• **TASK GOAL**:
Search the material for the string "trash" and copy each line where it occurs.

• **DATA TO PROCESS**:
━━━━━━━━━━━━━━━━

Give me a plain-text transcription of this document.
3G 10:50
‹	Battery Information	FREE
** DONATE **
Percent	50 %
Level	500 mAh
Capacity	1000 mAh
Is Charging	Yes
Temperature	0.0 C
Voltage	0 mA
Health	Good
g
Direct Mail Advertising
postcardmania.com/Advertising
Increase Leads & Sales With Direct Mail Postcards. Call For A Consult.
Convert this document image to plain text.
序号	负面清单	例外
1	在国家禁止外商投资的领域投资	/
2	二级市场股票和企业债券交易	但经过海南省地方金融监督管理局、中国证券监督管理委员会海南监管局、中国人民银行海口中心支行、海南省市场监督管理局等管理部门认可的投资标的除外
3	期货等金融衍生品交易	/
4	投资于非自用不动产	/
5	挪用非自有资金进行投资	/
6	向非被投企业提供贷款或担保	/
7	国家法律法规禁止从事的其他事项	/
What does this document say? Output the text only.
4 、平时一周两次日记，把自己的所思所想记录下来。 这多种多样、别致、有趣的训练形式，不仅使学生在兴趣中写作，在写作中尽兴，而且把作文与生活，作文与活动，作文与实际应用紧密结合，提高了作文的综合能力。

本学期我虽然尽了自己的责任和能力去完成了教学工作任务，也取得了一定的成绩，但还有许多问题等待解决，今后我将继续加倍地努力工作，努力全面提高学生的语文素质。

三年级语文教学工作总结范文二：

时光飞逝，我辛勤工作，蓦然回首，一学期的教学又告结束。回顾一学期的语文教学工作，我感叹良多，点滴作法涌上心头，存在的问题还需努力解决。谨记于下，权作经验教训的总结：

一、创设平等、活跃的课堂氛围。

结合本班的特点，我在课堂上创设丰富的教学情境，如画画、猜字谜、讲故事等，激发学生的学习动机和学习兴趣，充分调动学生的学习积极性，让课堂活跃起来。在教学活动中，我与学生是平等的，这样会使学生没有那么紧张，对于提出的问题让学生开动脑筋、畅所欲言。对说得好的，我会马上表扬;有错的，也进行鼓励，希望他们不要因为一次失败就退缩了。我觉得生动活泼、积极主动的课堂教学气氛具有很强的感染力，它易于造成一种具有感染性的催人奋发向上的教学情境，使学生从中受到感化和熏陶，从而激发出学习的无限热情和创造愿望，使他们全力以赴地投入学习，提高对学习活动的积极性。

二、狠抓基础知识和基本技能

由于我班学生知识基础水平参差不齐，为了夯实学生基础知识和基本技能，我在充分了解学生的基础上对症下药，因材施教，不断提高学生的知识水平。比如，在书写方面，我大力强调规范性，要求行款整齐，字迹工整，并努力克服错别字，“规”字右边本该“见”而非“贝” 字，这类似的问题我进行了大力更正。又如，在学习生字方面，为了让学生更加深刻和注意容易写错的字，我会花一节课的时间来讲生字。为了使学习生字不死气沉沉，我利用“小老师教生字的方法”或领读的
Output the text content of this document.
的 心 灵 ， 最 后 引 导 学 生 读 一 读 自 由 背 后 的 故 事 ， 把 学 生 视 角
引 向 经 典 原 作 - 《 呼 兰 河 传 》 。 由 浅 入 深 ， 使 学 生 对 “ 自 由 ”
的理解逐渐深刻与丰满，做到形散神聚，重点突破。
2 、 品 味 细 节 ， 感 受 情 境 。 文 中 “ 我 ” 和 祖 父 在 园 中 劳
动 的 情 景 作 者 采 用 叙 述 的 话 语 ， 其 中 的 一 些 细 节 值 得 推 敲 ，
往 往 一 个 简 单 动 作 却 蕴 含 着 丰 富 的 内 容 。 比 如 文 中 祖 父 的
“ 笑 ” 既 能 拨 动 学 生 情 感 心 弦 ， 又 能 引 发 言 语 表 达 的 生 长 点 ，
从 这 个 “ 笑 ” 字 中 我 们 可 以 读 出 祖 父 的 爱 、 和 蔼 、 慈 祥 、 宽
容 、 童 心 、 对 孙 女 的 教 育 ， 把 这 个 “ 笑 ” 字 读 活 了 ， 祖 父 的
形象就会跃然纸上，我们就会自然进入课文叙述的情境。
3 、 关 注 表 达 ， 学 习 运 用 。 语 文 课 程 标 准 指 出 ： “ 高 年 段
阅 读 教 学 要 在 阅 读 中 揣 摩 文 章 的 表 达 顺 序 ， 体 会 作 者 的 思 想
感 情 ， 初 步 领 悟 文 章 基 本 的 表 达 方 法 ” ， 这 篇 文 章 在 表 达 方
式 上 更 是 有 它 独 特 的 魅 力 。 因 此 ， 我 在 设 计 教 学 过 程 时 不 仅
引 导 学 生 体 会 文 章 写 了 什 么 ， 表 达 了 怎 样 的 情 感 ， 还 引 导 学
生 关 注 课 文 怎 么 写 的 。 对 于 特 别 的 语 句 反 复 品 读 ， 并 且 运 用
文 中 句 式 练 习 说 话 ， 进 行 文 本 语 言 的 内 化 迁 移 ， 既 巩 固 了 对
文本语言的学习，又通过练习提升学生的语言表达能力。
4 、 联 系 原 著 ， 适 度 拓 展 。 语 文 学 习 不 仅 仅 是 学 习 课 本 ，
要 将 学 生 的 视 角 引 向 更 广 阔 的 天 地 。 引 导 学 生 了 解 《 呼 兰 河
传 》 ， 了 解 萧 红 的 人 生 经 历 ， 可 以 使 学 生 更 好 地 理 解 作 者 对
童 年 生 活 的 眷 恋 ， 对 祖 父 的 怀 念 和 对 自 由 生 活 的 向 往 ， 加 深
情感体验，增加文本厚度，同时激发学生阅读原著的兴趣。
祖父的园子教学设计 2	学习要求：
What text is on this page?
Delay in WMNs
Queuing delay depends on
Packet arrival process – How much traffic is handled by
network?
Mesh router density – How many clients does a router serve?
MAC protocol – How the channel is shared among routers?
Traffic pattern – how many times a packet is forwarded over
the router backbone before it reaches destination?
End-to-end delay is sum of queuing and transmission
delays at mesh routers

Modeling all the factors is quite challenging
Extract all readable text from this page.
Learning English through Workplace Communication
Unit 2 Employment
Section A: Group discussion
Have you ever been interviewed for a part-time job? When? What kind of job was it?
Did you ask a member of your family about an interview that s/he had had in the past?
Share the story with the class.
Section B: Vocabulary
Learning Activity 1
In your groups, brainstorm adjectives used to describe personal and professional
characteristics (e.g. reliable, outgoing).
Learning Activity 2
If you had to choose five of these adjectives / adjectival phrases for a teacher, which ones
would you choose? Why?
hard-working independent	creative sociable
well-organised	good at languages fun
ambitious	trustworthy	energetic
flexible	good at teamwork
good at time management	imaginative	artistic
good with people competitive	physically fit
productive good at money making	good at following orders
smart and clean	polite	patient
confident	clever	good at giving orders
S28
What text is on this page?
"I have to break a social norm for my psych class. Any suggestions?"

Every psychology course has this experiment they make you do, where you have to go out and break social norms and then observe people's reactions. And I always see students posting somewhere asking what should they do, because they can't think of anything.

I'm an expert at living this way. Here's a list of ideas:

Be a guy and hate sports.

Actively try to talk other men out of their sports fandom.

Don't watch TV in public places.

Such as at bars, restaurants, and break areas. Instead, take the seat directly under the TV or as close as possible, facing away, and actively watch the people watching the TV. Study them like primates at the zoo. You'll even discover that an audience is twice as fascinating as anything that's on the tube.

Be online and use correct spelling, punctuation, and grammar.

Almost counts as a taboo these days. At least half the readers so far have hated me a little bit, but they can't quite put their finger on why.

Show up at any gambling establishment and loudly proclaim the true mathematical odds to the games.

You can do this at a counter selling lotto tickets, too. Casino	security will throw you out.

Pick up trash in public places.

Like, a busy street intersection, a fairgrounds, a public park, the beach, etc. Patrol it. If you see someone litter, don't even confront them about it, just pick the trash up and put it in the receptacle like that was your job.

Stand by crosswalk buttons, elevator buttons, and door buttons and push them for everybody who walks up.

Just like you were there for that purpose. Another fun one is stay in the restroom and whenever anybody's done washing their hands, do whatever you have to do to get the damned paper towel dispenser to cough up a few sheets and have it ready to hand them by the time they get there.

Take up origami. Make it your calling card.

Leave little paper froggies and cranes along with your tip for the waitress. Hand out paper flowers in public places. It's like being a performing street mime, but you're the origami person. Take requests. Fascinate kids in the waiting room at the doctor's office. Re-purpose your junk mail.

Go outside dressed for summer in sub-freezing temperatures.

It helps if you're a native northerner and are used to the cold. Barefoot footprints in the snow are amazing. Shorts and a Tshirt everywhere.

━━━━━━━━━━━━━━━━

• **OUTPUT OF THE TASK**:
Pick up trash in public places.
Like, a busy street intersection, a fairgrounds, a public park, the beach, etc. Patrol it. If you see someone litter, don't even confront them about it, just pick the trash up and put it in the receptacle like that was your job.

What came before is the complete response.